WORK TO BE COMPLETED:
Reproduce the data in its entirety, exactly as supplied.

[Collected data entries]
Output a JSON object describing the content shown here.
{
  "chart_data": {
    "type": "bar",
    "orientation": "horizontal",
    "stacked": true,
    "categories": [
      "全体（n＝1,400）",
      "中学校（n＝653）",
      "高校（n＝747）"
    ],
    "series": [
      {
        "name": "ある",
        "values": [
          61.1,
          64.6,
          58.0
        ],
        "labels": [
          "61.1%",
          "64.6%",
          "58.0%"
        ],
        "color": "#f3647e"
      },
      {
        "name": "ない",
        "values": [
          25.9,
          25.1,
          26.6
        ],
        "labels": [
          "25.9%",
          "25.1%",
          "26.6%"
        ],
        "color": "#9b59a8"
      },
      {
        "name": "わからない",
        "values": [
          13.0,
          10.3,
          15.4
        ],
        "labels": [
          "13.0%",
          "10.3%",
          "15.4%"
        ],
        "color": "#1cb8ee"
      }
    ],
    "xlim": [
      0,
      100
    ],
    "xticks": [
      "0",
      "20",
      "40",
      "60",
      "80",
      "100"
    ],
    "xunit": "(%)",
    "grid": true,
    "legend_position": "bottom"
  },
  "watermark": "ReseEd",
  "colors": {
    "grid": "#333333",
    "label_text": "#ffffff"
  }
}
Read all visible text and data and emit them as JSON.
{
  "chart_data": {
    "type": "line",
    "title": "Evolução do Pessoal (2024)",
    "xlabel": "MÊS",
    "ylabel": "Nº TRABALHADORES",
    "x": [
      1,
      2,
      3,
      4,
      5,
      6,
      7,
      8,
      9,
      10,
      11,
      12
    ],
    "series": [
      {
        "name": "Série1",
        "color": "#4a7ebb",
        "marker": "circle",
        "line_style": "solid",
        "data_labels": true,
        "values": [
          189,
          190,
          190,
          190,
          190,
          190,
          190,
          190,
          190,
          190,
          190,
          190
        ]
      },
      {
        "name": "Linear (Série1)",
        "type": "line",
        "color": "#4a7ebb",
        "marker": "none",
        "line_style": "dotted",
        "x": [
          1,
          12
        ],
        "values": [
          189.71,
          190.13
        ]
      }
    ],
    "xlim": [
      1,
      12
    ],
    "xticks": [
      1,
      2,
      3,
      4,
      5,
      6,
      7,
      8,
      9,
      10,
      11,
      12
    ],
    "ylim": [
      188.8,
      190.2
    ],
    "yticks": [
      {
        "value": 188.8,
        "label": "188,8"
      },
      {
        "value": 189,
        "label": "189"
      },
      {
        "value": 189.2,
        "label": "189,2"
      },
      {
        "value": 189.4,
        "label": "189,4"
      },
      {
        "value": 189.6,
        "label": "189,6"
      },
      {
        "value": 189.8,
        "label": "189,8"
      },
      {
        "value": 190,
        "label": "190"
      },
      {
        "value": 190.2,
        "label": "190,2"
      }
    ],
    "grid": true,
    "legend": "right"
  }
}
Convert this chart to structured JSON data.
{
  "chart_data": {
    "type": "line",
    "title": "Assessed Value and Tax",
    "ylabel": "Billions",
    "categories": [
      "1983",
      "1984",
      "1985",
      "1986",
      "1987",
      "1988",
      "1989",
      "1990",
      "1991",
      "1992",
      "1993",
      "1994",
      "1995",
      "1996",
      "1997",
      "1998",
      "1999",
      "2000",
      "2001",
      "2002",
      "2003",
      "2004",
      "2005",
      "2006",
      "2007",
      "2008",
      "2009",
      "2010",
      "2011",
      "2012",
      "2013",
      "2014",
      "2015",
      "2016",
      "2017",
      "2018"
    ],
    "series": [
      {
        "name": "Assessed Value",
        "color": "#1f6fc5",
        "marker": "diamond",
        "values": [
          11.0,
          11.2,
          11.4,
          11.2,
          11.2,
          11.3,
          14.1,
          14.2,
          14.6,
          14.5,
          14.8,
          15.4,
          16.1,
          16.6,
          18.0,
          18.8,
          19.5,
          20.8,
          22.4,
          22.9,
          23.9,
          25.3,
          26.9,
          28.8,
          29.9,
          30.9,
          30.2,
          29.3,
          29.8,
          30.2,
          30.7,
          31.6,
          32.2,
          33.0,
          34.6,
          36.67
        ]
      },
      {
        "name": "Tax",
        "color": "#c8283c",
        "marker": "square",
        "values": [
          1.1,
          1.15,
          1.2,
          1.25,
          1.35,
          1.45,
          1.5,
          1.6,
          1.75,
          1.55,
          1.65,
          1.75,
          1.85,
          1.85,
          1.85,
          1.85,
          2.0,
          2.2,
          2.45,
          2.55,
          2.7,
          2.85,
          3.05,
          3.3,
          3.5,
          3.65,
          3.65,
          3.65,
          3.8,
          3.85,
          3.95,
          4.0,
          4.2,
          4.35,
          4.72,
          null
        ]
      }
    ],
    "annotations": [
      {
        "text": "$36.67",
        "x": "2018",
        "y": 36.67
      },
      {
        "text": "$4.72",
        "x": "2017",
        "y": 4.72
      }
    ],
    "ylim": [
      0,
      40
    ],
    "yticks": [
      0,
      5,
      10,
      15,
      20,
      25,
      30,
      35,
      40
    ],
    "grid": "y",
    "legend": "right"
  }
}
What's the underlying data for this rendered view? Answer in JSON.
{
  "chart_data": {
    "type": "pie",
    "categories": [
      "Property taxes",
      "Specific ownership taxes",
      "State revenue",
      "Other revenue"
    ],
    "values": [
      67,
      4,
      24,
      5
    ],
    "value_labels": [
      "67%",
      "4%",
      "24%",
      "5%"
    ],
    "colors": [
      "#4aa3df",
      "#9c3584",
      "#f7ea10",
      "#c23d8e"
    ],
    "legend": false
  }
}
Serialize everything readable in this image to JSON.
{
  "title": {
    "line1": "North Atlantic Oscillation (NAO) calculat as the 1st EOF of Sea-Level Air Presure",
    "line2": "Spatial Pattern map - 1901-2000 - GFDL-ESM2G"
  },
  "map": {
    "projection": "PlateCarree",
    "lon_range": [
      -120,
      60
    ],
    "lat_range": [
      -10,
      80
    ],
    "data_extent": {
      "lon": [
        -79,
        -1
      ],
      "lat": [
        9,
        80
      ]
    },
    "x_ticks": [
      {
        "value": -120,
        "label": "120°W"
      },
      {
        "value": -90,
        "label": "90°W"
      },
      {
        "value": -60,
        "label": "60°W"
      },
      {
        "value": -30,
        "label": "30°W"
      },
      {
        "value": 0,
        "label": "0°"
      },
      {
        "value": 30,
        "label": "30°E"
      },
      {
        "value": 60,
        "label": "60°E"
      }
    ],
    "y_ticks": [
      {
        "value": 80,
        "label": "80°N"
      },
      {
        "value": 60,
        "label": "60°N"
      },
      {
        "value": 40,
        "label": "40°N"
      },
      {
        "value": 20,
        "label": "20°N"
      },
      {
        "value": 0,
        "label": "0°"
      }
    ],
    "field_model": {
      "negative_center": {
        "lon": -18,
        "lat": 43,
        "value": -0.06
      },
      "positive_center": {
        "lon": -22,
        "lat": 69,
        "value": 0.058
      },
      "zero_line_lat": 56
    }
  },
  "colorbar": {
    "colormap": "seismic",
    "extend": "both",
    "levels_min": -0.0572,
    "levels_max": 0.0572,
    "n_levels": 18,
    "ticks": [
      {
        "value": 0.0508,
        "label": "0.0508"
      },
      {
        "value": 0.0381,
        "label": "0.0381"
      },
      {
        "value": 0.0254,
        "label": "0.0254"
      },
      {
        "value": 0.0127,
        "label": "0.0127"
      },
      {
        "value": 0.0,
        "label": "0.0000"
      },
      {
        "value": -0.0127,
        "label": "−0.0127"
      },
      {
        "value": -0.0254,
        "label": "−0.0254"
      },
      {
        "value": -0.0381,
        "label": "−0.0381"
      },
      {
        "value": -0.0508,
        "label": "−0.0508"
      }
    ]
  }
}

TASK ANSWER:
Output a JSON object describing the content shown here.
{
  "chart_data": {
    "type": "bar",
    "orientation": "horizontal",
    "stacked": true,
    "categories": [
      "全体（n＝1,400）",
      "中学校（n＝653）",
      "高校（n＝747）"
    ],
    "series": [
      {
        "name": "ある",
        "values": [
          61.1,
          64.6,
          58.0
        ],
        "labels": [
          "61.1%",
          "64.6%",
          "58.0%"
        ],
        "color": "#f3647e"
      },
      {
        "name": "ない",
        "values": [
          25.9,
          25.1,
          26.6
        ],
        "labels": [
          "25.9%",
          "25.1%",
          "26.6%"
        ],
        "color": "#9b59a8"
      },
      {
        "name": "わからない",
        "values": [
          13.0,
          10.3,
          15.4
        ],
        "labels": [
          "13.0%",
          "10.3%",
          "15.4%"
        ],
        "color": "#1cb8ee"
      }
    ],
    "xlim": [
      0,
      100
    ],
    "xticks": [
      "0",
      "20",
      "40",
      "60",
      "80",
      "100"
    ],
    "xunit": "(%)",
    "grid": true,
    "legend_position": "bottom"
  },
  "watermark": "ReseEd",
  "colors": {
    "grid": "#333333",
    "label_text": "#ffffff"
  }
}
Read all visible text and data and emit them as JSON.
{
  "chart_data": {
    "type": "line",
    "title": "Evolução do Pessoal (2024)",
    "xlabel": "MÊS",
    "ylabel": "Nº TRABALHADORES",
    "x": [
      1,
      2,
      3,
      4,
      5,
      6,
      7,
      8,
      9,
      10,
      11,
      12
    ],
    "series": [
      {
        "name": "Série1",
        "color": "#4a7ebb",
        "marker": "circle",
        "line_style": "solid",
        "data_labels": true,
        "values": [
          189,
          190,
          190,
          190,
          190,
          190,
          190,
          190,
          190,
          190,
          190,
          190
        ]
      },
      {
        "name": "Linear (Série1)",
        "type": "line",
        "color": "#4a7ebb",
        "marker": "none",
        "line_style": "dotted",
        "x": [
          1,
          12
        ],
        "values": [
          189.71,
          190.13
        ]
      }
    ],
    "xlim": [
      1,
      12
    ],
    "xticks": [
      1,
      2,
      3,
      4,
      5,
      6,
      7,
      8,
      9,
      10,
      11,
      12
    ],
    "ylim": [
      188.8,
      190.2
    ],
    "yticks": [
      {
        "value": 188.8,
        "label": "188,8"
      },
      {
        "value": 189,
        "label": "189"
      },
      {
        "value": 189.2,
        "label": "189,2"
      },
      {
        "value": 189.4,
        "label": "189,4"
      },
      {
        "value": 189.6,
        "label": "189,6"
      },
      {
        "value": 189.8,
        "label": "189,8"
      },
      {
        "value": 190,
        "label": "190"
      },
      {
        "value": 190.2,
        "label": "190,2"
      }
    ],
    "grid": true,
    "legend": "right"
  }
}
Convert this chart to structured JSON data.
{
  "chart_data": {
    "type": "line",
    "title": "Assessed Value and Tax",
    "ylabel": "Billions",
    "categories": [
      "1983",
      "1984",
      "1985",
      "1986",
      "1987",
      "1988",
      "1989",
      "1990",
      "1991",
      "1992",
      "1993",
      "1994",
      "1995",
      "1996",
      "1997",
      "1998",
      "1999",
      "2000",
      "2001",
      "2002",
      "2003",
      "2004",
      "2005",
      "2006",
      "2007",
      "2008",
      "2009",
      "2010",
      "2011",
      "2012",
      "2013",
      "2014",
      "2015",
      "2016",
      "2017",
      "2018"
    ],
    "series": [
      {
        "name": "Assessed Value",
        "color": "#1f6fc5",
        "marker": "diamond",
        "values": [
          11.0,
          11.2,
          11.4,
          11.2,
          11.2,
          11.3,
          14.1,
          14.2,
          14.6,
          14.5,
          14.8,
          15.4,
          16.1,
          16.6,
          18.0,
          18.8,
          19.5,
          20.8,
          22.4,
          22.9,
          23.9,
          25.3,
          26.9,
          28.8,
          29.9,
          30.9,
          30.2,
          29.3,
          29.8,
          30.2,
          30.7,
          31.6,
          32.2,
          33.0,
          34.6,
          36.67
        ]
      },
      {
        "name": "Tax",
        "color": "#c8283c",
        "marker": "square",
        "values": [
          1.1,
          1.15,
          1.2,
          1.25,
          1.35,
          1.45,
          1.5,
          1.6,
          1.75,
          1.55,
          1.65,
          1.75,
          1.85,
          1.85,
          1.85,
          1.85,
          2.0,
          2.2,
          2.45,
          2.55,
          2.7,
          2.85,
          3.05,
          3.3,
          3.5,
          3.65,
          3.65,
          3.65,
          3.8,
          3.85,
          3.95,
          4.0,
          4.2,
          4.35,
          4.72,
          null
        ]
      }
    ],
    "annotations": [
      {
        "text": "$36.67",
        "x": "2018",
        "y": 36.67
      },
      {
        "text": "$4.72",
        "x": "2017",
        "y": 4.72
      }
    ],
    "ylim": [
      0,
      40
    ],
    "yticks": [
      0,
      5,
      10,
      15,
      20,
      25,
      30,
      35,
      40
    ],
    "grid": "y",
    "legend": "right"
  }
}
What's the underlying data for this rendered view? Answer in JSON.
{
  "chart_data": {
    "type": "pie",
    "categories": [
      "Property taxes",
      "Specific ownership taxes",
      "State revenue",
      "Other revenue"
    ],
    "values": [
      67,
      4,
      24,
      5
    ],
    "value_labels": [
      "67%",
      "4%",
      "24%",
      "5%"
    ],
    "colors": [
      "#4aa3df",
      "#9c3584",
      "#f7ea10",
      "#c23d8e"
    ],
    "legend": false
  }
}
Serialize everything readable in this image to JSON.
{
  "title": {
    "line1": "North Atlantic Oscillation (NAO) calculat as the 1st EOF of Sea-Level Air Presure",
    "line2": "Spatial Pattern map - 1901-2000 - GFDL-ESM2G"
  },
  "map": {
    "projection": "PlateCarree",
    "lon_range": [
      -120,
      60
    ],
    "lat_range": [
      -10,
      80
    ],
    "data_extent": {
      "lon": [
        -79,
        -1
      ],
      "lat": [
        9,
        80
      ]
    },
    "x_ticks": [
      {
        "value": -120,
        "label": "120°W"
      },
      {
        "value": -90,
        "label": "90°W"
      },
      {
        "value": -60,
        "label": "60°W"
      },
      {
        "value": -30,
        "label": "30°W"
      },
      {
        "value": 0,
        "label": "0°"
      },
      {
        "value": 30,
        "label": "30°E"
      },
      {
        "value": 60,
        "label": "60°E"
      }
    ],
    "y_ticks": [
      {
        "value": 80,
        "label": "80°N"
      },
      {
        "value": 60,
        "label": "60°N"
      },
      {
        "value": 40,
        "label": "40°N"
      },
      {
        "value": 20,
        "label": "20°N"
      },
      {
        "value": 0,
        "label": "0°"
      }
    ],
    "field_model": {
      "negative_center": {
        "lon": -18,
        "lat": 43,
        "value": -0.06
      },
      "positive_center": {
        "lon": -22,
        "lat": 69,
        "value": 0.058
      },
      "zero_line_lat": 56
    }
  },
  "colorbar": {
    "colormap": "seismic",
    "extend": "both",
    "levels_min": -0.0572,
    "levels_max": 0.0572,
    "n_levels": 18,
    "ticks": [
      {
        "value": 0.0508,
        "label": "0.0508"
      },
      {
        "value": 0.0381,
        "label": "0.0381"
      },
      {
        "value": 0.0254,
        "label": "0.0254"
      },
      {
        "value": 0.0127,
        "label": "0.0127"
      },
      {
        "value": 0.0,
        "label": "0.0000"
      },
      {
        "value": -0.0127,
        "label": "−0.0127"
      },
      {
        "value": -0.0254,
        "label": "−0.0254"
      },
      {
        "value": -0.0381,
        "label": "−0.0381"
      },
      {
        "value": -0.0508,
        "label": "−0.0508"
      }
    ]
  }
}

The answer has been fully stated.